Stated problem:
Copy out all lines with the word "thức" in them.
[Data start]
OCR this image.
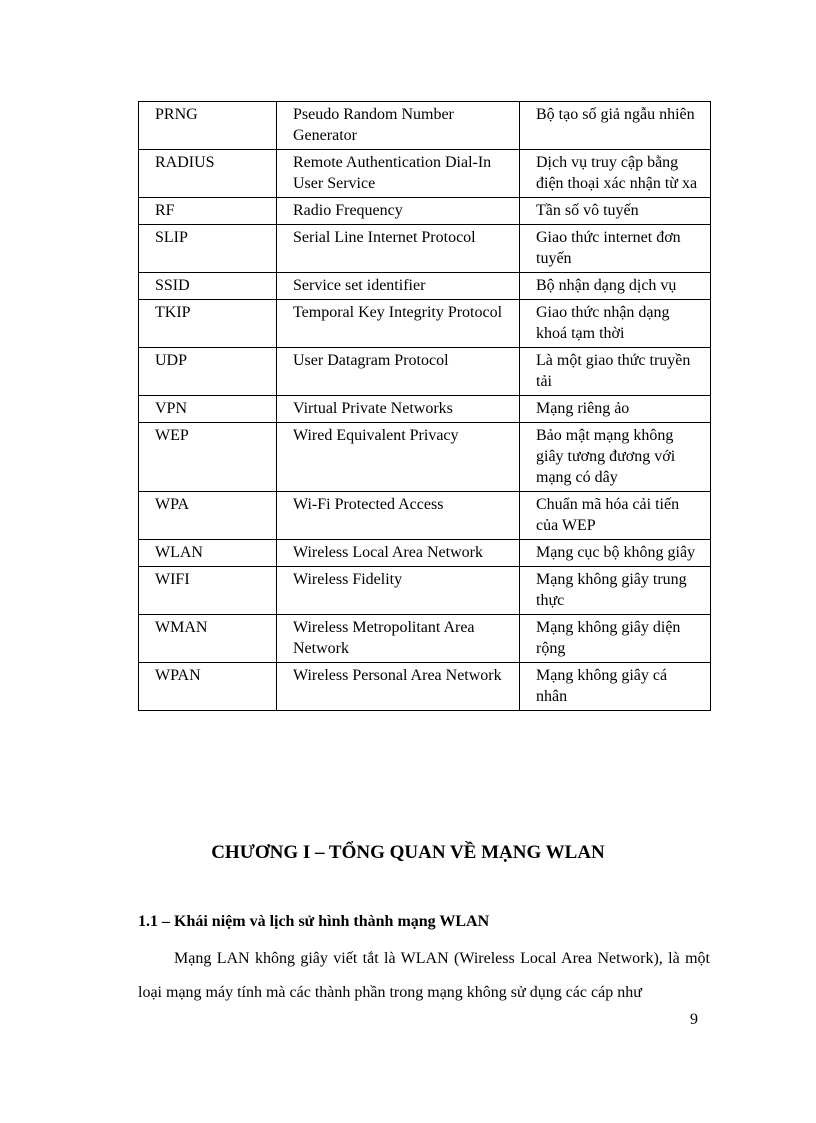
PRNG	Pseudo Random Number Generator	Bộ tạo số giả ngẫu nhiên
RADIUS	Remote Authentication Dial-In User Service	Dịch vụ truy cập bằng điện thoại xác nhận từ xa
RF	Radio Frequency	Tần số vô tuyến
SLIP	Serial Line Internet Protocol	Giao thức internet đơn tuyến
SSID	Service set identifier	Bộ nhận dạng dịch vụ
TKIP	Temporal Key Integrity Protocol	Giao thức nhận dạng khoá tạm thời
UDP	User Datagram Protocol	Là một giao thức truyền tải
VPN	Virtual Private Networks	Mạng riêng ảo
WEP	Wired Equivalent Privacy	Bảo mật mạng không giây tương đương với mạng có dây
WPA	Wi-Fi Protected Access	Chuẩn mã hóa cải tiến của WEP
WLAN	Wireless Local Area Network	Mạng cục bộ không giây
WIFI	Wireless Fidelity	Mạng không giây trung thực
WMAN	Wireless Metropolitant Area Network	Mạng không giây diện rộng
WPAN	Wireless Personal Area Network	Mạng không giây cá nhân
CHƯƠNG I – TỔNG QUAN VỀ MẠNG WLAN
1.1 – Khái niệm và lịch sử hình thành mạng WLAN

Mạng LAN không giây viết tắt là WLAN (Wireless Local Area Network), là một loại mạng máy tính mà các thành phần trong mạng không sử dụng các cáp như

9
[Data end]
Exercise answer:
SLIP	Serial Line Internet Protocol	Giao thức internet đơn tuyến
TKIP	Temporal Key Integrity Protocol	Giao thức nhận dạng khoá tạm thời
UDP	User Datagram Protocol	Là một giao thức truyền tải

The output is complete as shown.